What the task asks: Show every line of the records below that contains the word "Linoleic".

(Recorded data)
◆ ◆ ◆

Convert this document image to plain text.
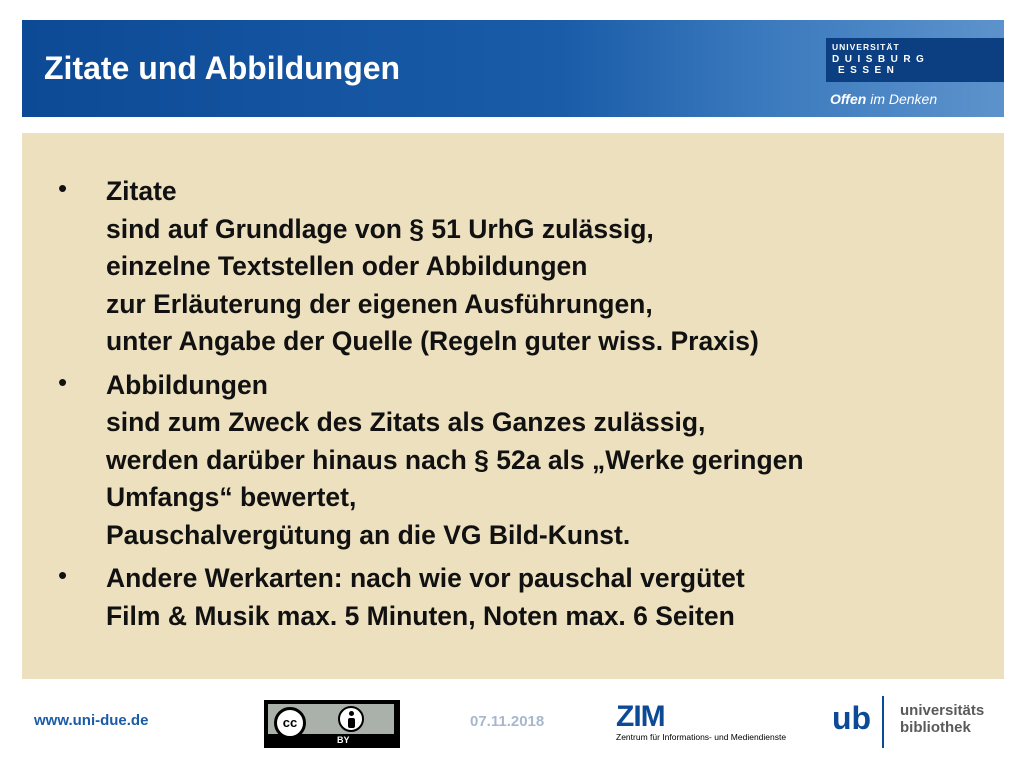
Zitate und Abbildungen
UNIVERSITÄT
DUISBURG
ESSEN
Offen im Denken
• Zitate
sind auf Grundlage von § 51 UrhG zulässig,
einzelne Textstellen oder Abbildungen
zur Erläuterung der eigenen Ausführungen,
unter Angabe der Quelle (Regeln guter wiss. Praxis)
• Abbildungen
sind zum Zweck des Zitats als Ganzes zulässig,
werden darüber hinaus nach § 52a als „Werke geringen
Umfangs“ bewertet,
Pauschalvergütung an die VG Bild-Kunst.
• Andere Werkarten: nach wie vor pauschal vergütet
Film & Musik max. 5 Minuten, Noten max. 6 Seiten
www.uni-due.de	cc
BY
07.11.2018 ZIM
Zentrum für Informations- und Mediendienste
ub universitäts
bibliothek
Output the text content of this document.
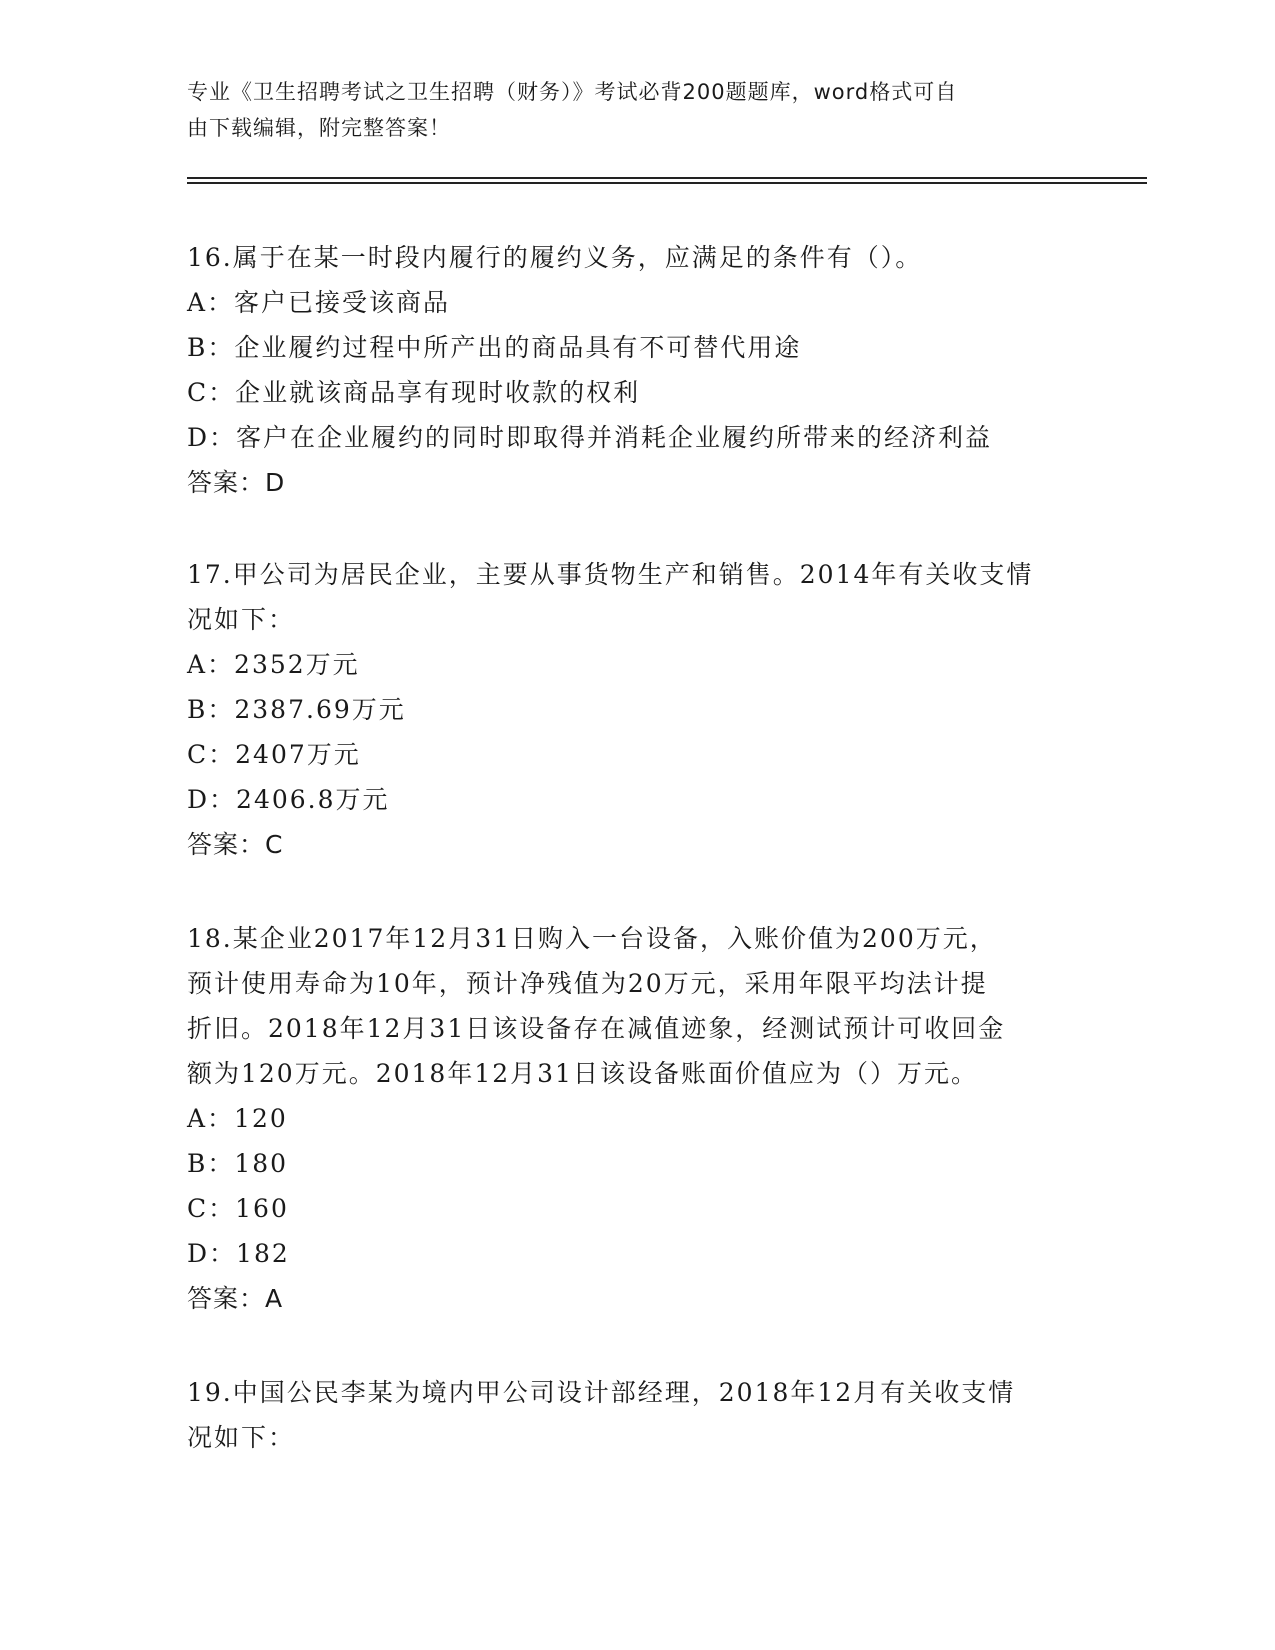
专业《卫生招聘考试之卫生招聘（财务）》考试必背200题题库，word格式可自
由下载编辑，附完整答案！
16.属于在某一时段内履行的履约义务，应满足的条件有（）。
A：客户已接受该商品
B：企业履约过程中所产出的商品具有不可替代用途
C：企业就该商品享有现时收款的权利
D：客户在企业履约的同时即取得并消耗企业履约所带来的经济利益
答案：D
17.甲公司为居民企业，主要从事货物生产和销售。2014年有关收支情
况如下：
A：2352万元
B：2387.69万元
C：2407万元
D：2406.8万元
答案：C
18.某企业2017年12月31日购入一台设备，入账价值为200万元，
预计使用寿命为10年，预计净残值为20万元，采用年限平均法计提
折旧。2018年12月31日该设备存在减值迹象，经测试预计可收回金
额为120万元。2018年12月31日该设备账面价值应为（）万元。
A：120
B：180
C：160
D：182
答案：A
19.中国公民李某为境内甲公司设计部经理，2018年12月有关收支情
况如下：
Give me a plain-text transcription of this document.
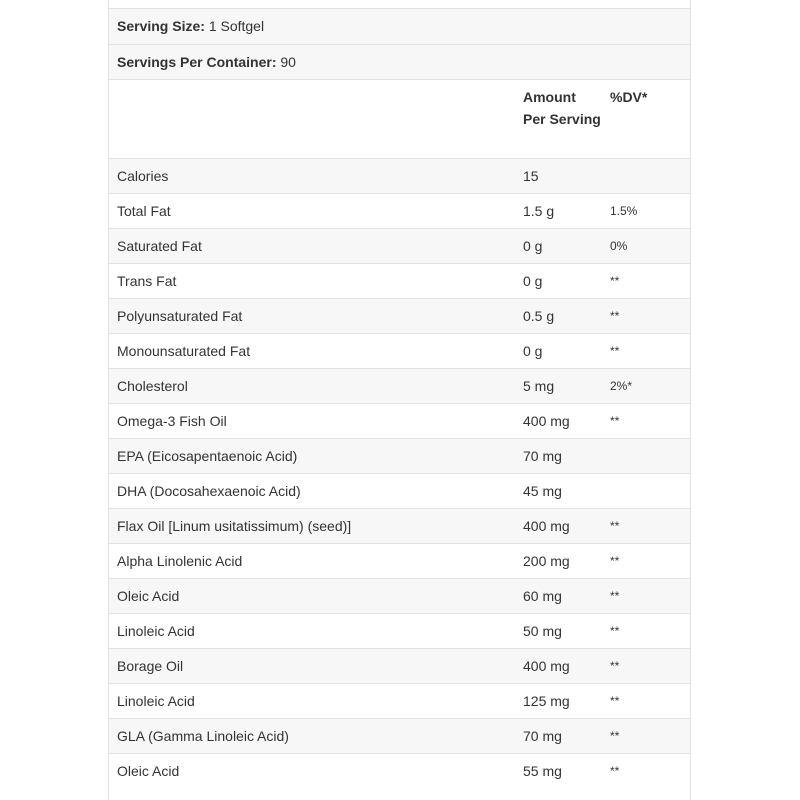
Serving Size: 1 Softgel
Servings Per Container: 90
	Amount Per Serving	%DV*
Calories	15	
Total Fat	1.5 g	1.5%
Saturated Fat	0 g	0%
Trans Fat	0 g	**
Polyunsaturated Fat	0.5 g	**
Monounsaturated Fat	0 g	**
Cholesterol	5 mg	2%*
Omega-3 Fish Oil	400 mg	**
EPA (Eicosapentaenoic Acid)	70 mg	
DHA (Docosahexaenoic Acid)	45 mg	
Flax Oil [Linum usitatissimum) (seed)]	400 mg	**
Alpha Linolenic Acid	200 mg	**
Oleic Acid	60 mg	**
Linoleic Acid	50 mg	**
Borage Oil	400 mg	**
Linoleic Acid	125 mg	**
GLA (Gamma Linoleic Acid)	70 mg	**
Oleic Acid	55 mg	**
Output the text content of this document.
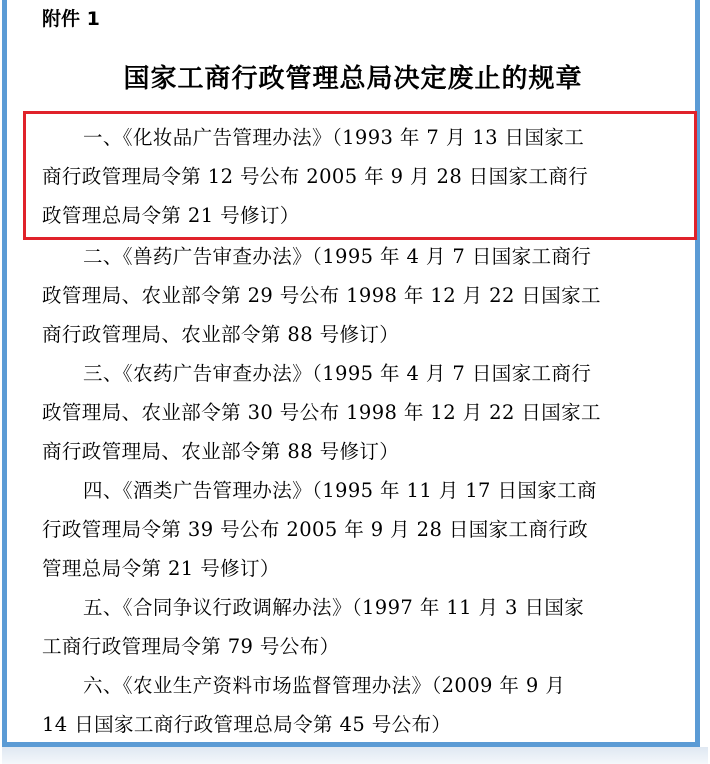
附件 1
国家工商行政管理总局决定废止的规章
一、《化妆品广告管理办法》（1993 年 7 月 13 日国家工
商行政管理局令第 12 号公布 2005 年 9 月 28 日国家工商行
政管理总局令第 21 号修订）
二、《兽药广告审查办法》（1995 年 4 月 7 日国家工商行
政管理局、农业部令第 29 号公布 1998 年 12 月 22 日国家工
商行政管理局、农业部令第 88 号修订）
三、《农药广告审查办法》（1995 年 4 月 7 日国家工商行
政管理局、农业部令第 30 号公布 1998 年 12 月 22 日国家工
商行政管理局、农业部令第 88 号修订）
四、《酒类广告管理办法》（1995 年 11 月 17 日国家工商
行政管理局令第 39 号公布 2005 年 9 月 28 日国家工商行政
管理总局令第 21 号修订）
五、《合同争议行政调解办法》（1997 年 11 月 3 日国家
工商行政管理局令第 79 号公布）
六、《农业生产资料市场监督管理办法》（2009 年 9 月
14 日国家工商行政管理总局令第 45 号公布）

◆ ◆ ◆

Output below:
Linoleic Acid	50 mg	**
Linoleic Acid	125 mg	**
GLA (Gamma Linoleic Acid)	70 mg	**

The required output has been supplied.